▶ _Listing_
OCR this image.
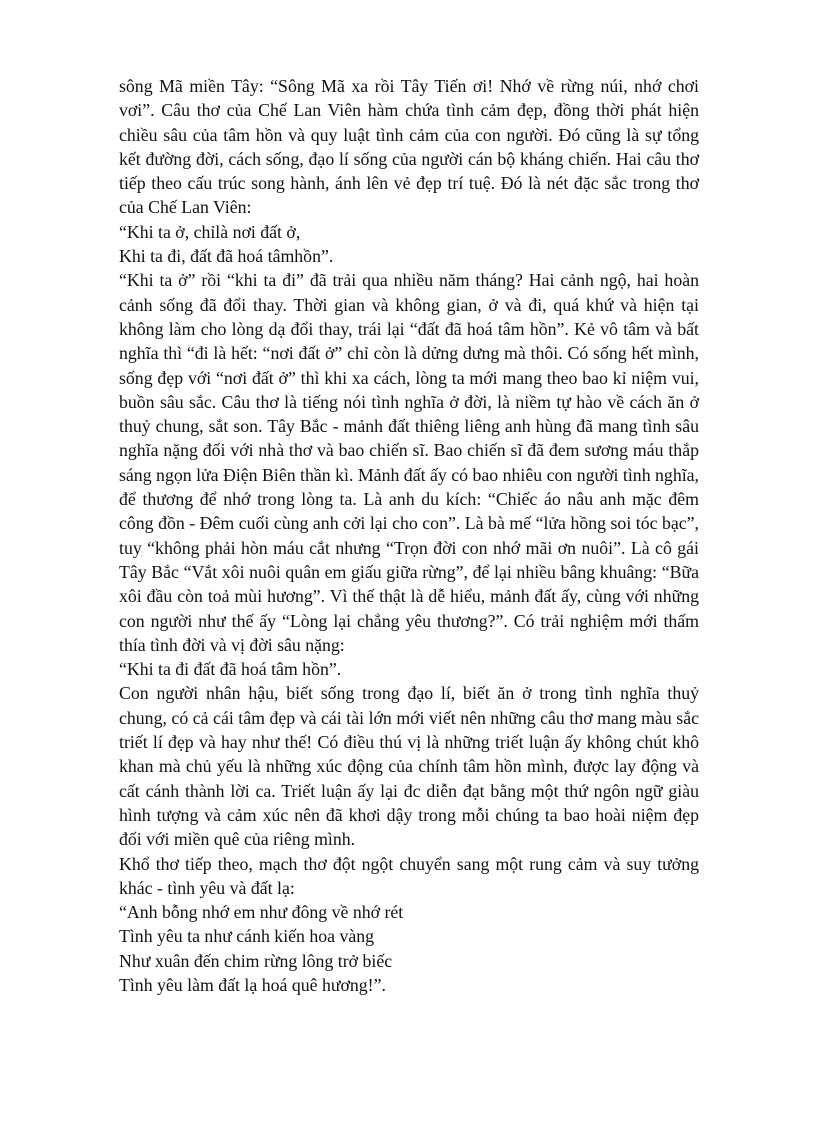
sông Mã miền Tây: “Sông Mã xa rồi Tây Tiến ơi! Nhớ về rừng núi, nhớ chơi vơi”. Câu thơ của Chế Lan Viên hàm chứa tình cảm đẹp, đồng thời phát hiện chiều sâu của tâm hồn và quy luật tình cảm của con người. Đó cũng là sự tổng kết đường đời, cách sống, đạo lí sống của người cán bộ kháng chiến. Hai câu thơ tiếp theo cấu trúc song hành, ánh lên vẻ đẹp trí tuệ. Đó là nét đặc sắc trong thơ của Chế Lan Viên:

“Khi ta ở, chỉlà nơi đất ở,

Khi ta đi, đất đã hoá tâmhồn”.

“Khi ta ở” rồi “khi ta đi” đã trải qua nhiều năm tháng? Hai cảnh ngộ, hai hoàn cảnh sống đã đổi thay. Thời gian và không gian, ở và đi, quá khứ và hiện tại không làm cho lòng dạ đổi thay, trái lại “đất đã hoá tâm hồn”. Kẻ vô tâm và bất nghĩa thì “đi là hết: “nơi đất ở” chỉ còn là dửng dưng mà thôi. Có sống hết mình, sống đẹp với “nơi đất ở” thì khi xa cách, lòng ta mới mang theo bao kỉ niệm vui, buồn sâu sắc. Câu thơ là tiếng nói tình nghĩa ở đời, là niềm tự hào về cách ăn ở thuỷ chung, sắt son. Tây Bắc - mảnh đất thiêng liêng anh hùng đã mang tình sâu nghĩa nặng đối với nhà thơ và bao chiến sĩ. Bao chiến sĩ đã đem sương máu thắp sáng ngọn lửa Điện Biên thần kì. Mảnh đất ấy có bao nhiêu con người tình nghĩa, để thương để nhớ trong lòng ta. Là anh du kích: “Chiếc áo nâu anh mặc đêm công đồn - Đêm cuối cùng anh cởi lại cho con”. Là bà mế “lửa hồng soi tóc bạc”, tuy “không phải hòn máu cắt nhưng “Trọn đời con nhớ mãi ơn nuôi”. Là cô gái Tây Bắc “Vắt xôi nuôi quân em giấu giữa rừng”, để lại nhiều bâng khuâng: “Bữa xôi đầu còn toả mùi hương”. Vì thế thật là dễ hiểu, mảnh đất ấy, cùng với những con người như thế ấy “Lòng lại chẳng yêu thương?”. Có trải nghiệm mới thấm thía tình đời và vị đời sâu nặng:

“Khi ta đi đất đã hoá tâm hồn”.

Con người nhân hậu, biết sống trong đạo lí, biết ăn ở trong tình nghĩa thuỷ chung, có cả cái tâm đẹp và cái tài lớn mới viết nên những câu thơ mang màu sắc triết lí đẹp và hay như thế! Có điều thú vị là những triết luận ấy không chút khô khan mà chủ yếu là những xúc động của chính tâm hồn mình, được lay động và cất cánh thành lời ca. Triết luận ấy lại đc diễn đạt bằng một thứ ngôn ngữ giàu hình tượng và cảm xúc nên đã khơi dậy trong mỗi chúng ta bao hoài niệm đẹp đối với miền quê của riêng mình.

Khổ thơ tiếp theo, mạch thơ đột ngột chuyển sang một rung cảm và suy tưởng khác - tình yêu và đất lạ:

“Anh bỗng nhớ em như đông về nhớ rét

Tình yêu ta như cánh kiến hoa vàng

Như xuân đến chim rừng lông trở biếc

Tình yêu làm đất lạ hoá quê hương!”.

▶ _Exercise description_
Leave out the pictures, and give all the records again exactly.

▶ _Result of the task_
OCR this image.
sông Mã miền Tây: “Sông Mã xa rồi Tây Tiến ơi! Nhớ về rừng núi, nhớ chơi vơi”. Câu thơ của Chế Lan Viên hàm chứa tình cảm đẹp, đồng thời phát hiện chiều sâu của tâm hồn và quy luật tình cảm của con người. Đó cũng là sự tổng kết đường đời, cách sống, đạo lí sống của người cán bộ kháng chiến. Hai câu thơ tiếp theo cấu trúc song hành, ánh lên vẻ đẹp trí tuệ. Đó là nét đặc sắc trong thơ của Chế Lan Viên:

“Khi ta ở, chỉlà nơi đất ở,

Khi ta đi, đất đã hoá tâmhồn”.

“Khi ta ở” rồi “khi ta đi” đã trải qua nhiều năm tháng? Hai cảnh ngộ, hai hoàn cảnh sống đã đổi thay. Thời gian và không gian, ở và đi, quá khứ và hiện tại không làm cho lòng dạ đổi thay, trái lại “đất đã hoá tâm hồn”. Kẻ vô tâm và bất nghĩa thì “đi là hết: “nơi đất ở” chỉ còn là dửng dưng mà thôi. Có sống hết mình, sống đẹp với “nơi đất ở” thì khi xa cách, lòng ta mới mang theo bao kỉ niệm vui, buồn sâu sắc. Câu thơ là tiếng nói tình nghĩa ở đời, là niềm tự hào về cách ăn ở thuỷ chung, sắt son. Tây Bắc - mảnh đất thiêng liêng anh hùng đã mang tình sâu nghĩa nặng đối với nhà thơ và bao chiến sĩ. Bao chiến sĩ đã đem sương máu thắp sáng ngọn lửa Điện Biên thần kì. Mảnh đất ấy có bao nhiêu con người tình nghĩa, để thương để nhớ trong lòng ta. Là anh du kích: “Chiếc áo nâu anh mặc đêm công đồn - Đêm cuối cùng anh cởi lại cho con”. Là bà mế “lửa hồng soi tóc bạc”, tuy “không phải hòn máu cắt nhưng “Trọn đời con nhớ mãi ơn nuôi”. Là cô gái Tây Bắc “Vắt xôi nuôi quân em giấu giữa rừng”, để lại nhiều bâng khuâng: “Bữa xôi đầu còn toả mùi hương”. Vì thế thật là dễ hiểu, mảnh đất ấy, cùng với những con người như thế ấy “Lòng lại chẳng yêu thương?”. Có trải nghiệm mới thấm thía tình đời và vị đời sâu nặng:

“Khi ta đi đất đã hoá tâm hồn”.

Con người nhân hậu, biết sống trong đạo lí, biết ăn ở trong tình nghĩa thuỷ chung, có cả cái tâm đẹp và cái tài lớn mới viết nên những câu thơ mang màu sắc triết lí đẹp và hay như thế! Có điều thú vị là những triết luận ấy không chút khô khan mà chủ yếu là những xúc động của chính tâm hồn mình, được lay động và cất cánh thành lời ca. Triết luận ấy lại đc diễn đạt bằng một thứ ngôn ngữ giàu hình tượng và cảm xúc nên đã khơi dậy trong mỗi chúng ta bao hoài niệm đẹp đối với miền quê của riêng mình.

Khổ thơ tiếp theo, mạch thơ đột ngột chuyển sang một rung cảm và suy tưởng khác - tình yêu và đất lạ:

“Anh bỗng nhớ em như đông về nhớ rét

Tình yêu ta như cánh kiến hoa vàng

Như xuân đến chim rừng lông trở biếc

Tình yêu làm đất lạ hoá quê hương!”.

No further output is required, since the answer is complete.